▶ Records for processing:
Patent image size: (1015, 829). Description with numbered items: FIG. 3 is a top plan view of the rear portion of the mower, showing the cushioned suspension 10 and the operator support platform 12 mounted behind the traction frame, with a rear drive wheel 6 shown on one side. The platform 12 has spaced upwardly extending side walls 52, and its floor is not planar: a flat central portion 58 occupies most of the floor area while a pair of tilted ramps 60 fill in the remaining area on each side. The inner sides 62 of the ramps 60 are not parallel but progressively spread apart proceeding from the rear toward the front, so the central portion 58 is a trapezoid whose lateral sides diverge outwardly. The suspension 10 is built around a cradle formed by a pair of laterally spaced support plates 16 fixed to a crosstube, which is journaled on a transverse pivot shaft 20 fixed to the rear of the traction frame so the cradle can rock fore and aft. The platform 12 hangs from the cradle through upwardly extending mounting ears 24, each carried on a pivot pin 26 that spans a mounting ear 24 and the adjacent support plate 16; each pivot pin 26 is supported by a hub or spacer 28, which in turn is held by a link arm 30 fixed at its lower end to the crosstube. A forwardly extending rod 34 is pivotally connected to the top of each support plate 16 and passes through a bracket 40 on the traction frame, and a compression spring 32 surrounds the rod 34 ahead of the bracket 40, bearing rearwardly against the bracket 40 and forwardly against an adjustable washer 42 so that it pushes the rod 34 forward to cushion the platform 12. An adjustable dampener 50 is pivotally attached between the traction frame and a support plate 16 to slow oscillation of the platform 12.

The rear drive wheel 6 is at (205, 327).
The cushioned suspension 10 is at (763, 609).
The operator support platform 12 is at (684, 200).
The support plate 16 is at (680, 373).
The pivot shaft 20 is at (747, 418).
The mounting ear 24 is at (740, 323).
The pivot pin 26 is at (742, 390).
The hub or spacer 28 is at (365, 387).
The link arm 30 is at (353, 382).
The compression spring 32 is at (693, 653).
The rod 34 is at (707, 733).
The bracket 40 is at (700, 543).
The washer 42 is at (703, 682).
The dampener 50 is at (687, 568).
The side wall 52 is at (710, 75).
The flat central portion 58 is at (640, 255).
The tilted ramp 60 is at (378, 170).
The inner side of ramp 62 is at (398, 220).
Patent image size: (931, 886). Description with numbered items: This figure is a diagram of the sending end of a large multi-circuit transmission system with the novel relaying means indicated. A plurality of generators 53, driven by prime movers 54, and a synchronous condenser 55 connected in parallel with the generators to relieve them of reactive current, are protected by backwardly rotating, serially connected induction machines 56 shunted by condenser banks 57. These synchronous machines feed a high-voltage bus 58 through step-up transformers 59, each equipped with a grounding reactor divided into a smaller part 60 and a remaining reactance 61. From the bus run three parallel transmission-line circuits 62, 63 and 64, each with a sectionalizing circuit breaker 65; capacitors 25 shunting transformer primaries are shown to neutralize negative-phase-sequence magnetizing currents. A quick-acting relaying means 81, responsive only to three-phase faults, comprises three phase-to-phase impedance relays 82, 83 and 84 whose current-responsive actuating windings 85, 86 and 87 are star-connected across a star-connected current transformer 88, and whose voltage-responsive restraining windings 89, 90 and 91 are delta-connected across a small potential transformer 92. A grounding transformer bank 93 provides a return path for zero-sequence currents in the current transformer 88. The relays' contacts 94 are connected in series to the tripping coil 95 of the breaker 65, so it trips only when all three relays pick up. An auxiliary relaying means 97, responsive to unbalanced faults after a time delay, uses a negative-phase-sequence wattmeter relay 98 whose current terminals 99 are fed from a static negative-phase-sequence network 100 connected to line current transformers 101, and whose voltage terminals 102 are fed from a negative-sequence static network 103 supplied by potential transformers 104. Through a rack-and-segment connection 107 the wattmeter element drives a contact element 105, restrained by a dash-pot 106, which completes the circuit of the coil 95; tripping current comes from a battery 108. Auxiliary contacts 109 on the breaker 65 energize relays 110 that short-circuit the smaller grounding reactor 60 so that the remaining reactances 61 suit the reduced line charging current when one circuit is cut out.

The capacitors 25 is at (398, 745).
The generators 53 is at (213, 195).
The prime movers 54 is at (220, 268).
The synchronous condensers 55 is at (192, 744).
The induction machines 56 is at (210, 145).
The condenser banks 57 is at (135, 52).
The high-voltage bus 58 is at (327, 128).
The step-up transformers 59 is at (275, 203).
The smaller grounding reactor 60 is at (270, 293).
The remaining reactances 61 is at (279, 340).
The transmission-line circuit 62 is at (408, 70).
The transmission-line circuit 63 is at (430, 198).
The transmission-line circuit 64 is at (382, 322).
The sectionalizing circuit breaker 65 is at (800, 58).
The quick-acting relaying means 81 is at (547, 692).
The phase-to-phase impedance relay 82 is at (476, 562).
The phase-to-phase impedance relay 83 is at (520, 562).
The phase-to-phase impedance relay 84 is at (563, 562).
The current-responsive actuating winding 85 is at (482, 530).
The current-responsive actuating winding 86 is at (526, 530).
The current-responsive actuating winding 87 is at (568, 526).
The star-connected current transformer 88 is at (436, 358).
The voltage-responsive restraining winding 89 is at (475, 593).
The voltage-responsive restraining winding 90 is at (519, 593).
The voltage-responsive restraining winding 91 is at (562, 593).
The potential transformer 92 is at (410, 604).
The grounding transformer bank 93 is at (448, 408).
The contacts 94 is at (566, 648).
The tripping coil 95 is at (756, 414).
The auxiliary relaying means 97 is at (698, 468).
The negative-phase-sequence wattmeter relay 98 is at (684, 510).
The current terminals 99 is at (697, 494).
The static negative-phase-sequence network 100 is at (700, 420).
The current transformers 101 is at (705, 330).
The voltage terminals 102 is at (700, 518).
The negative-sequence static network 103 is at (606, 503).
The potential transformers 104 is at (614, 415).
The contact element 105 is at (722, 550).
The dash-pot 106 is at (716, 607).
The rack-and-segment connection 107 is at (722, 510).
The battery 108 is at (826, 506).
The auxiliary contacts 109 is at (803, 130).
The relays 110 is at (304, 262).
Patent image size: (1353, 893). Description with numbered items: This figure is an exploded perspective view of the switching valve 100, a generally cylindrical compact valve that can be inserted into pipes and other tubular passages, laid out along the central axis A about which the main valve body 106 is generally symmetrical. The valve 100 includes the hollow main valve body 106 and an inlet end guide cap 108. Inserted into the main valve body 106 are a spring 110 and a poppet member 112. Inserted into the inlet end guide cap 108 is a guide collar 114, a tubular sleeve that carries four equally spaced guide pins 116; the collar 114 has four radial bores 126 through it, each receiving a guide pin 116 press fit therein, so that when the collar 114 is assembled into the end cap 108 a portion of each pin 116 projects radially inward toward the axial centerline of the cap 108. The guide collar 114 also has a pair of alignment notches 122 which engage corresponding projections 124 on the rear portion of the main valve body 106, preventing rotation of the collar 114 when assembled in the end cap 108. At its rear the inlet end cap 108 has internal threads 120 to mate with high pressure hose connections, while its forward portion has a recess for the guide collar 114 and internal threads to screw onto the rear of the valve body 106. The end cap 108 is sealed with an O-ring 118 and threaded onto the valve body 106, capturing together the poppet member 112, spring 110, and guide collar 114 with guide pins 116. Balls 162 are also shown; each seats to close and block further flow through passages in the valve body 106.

▶ Task: Copy the records word for word, starting at the very beginning and ending at the line that contains "The bracket 40 is at (700, 543).", with that line included.

▶ Task result:
Patent image size: (1015, 829). Description with numbered items: FIG. 3 is a top plan view of the rear portion of the mower, showing the cushioned suspension 10 and the operator support platform 12 mounted behind the traction frame, with a rear drive wheel 6 shown on one side. The platform 12 has spaced upwardly extending side walls 52, and its floor is not planar: a flat central portion 58 occupies most of the floor area while a pair of tilted ramps 60 fill in the remaining area on each side. The inner sides 62 of the ramps 60 are not parallel but progressively spread apart proceeding from the rear toward the front, so the central portion 58 is a trapezoid whose lateral sides diverge outwardly. The suspension 10 is built around a cradle formed by a pair of laterally spaced support plates 16 fixed to a crosstube, which is journaled on a transverse pivot shaft 20 fixed to the rear of the traction frame so the cradle can rock fore and aft. The platform 12 hangs from the cradle through upwardly extending mounting ears 24, each carried on a pivot pin 26 that spans a mounting ear 24 and the adjacent support plate 16; each pivot pin 26 is supported by a hub or spacer 28, which in turn is held by a link arm 30 fixed at its lower end to the crosstube. A forwardly extending rod 34 is pivotally connected to the top of each support plate 16 and passes through a bracket 40 on the traction frame, and a compression spring 32 surrounds the rod 34 ahead of the bracket 40, bearing rearwardly against the bracket 40 and forwardly against an adjustable washer 42 so that it pushes the rod 34 forward to cushion the platform 12. An adjustable dampener 50 is pivotally attached between the traction frame and a support plate 16 to slow oscillation of the platform 12.

The rear drive wheel 6 is at (205, 327).
The cushioned suspension 10 is at (763, 609).
The operator support platform 12 is at (684, 200).
The support plate 16 is at (680, 373).
The pivot shaft 20 is at (747, 418).
The mounting ear 24 is at (740, 323).
The pivot pin 26 is at (742, 390).
The hub or spacer 28 is at (365, 387).
The link arm 30 is at (353, 382).
The compression spring 32 is at (693, 653).
The rod 34 is at (707, 733).
The bracket 40 is at (700, 543).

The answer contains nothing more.